* Begin Entries supplied *

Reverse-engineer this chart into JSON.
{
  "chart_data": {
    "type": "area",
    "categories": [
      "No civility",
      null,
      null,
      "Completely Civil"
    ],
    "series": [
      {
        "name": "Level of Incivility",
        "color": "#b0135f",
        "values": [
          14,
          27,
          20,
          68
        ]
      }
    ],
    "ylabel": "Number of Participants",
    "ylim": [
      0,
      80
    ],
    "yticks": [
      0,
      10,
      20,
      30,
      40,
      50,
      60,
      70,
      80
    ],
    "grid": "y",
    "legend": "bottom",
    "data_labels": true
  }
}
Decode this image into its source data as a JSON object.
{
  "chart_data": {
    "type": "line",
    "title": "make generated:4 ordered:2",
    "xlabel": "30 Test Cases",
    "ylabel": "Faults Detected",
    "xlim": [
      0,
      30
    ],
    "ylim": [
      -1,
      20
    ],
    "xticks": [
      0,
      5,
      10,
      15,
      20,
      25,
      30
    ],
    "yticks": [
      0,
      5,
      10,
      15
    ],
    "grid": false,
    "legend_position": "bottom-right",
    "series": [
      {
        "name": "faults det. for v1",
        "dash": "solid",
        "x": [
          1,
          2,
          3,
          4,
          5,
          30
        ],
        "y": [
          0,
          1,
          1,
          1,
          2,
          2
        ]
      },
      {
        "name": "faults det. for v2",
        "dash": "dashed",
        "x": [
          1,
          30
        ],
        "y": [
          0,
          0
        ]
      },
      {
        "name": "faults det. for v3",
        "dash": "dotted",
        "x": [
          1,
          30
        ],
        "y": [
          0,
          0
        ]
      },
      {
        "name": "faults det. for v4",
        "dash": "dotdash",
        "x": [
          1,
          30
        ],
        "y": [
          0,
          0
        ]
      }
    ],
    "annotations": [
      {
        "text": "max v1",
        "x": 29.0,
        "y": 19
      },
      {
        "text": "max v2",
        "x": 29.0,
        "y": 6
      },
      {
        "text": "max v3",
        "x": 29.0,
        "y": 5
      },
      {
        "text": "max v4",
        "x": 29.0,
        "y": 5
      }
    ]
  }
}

* End Entries supplied *

» What the task asks:
Find every line that holds "dash" and copy it.

» Task response:
        "dash": "solid",
        "dash": "dashed",
        "dash": "dotted",
        "dash": "dotdash",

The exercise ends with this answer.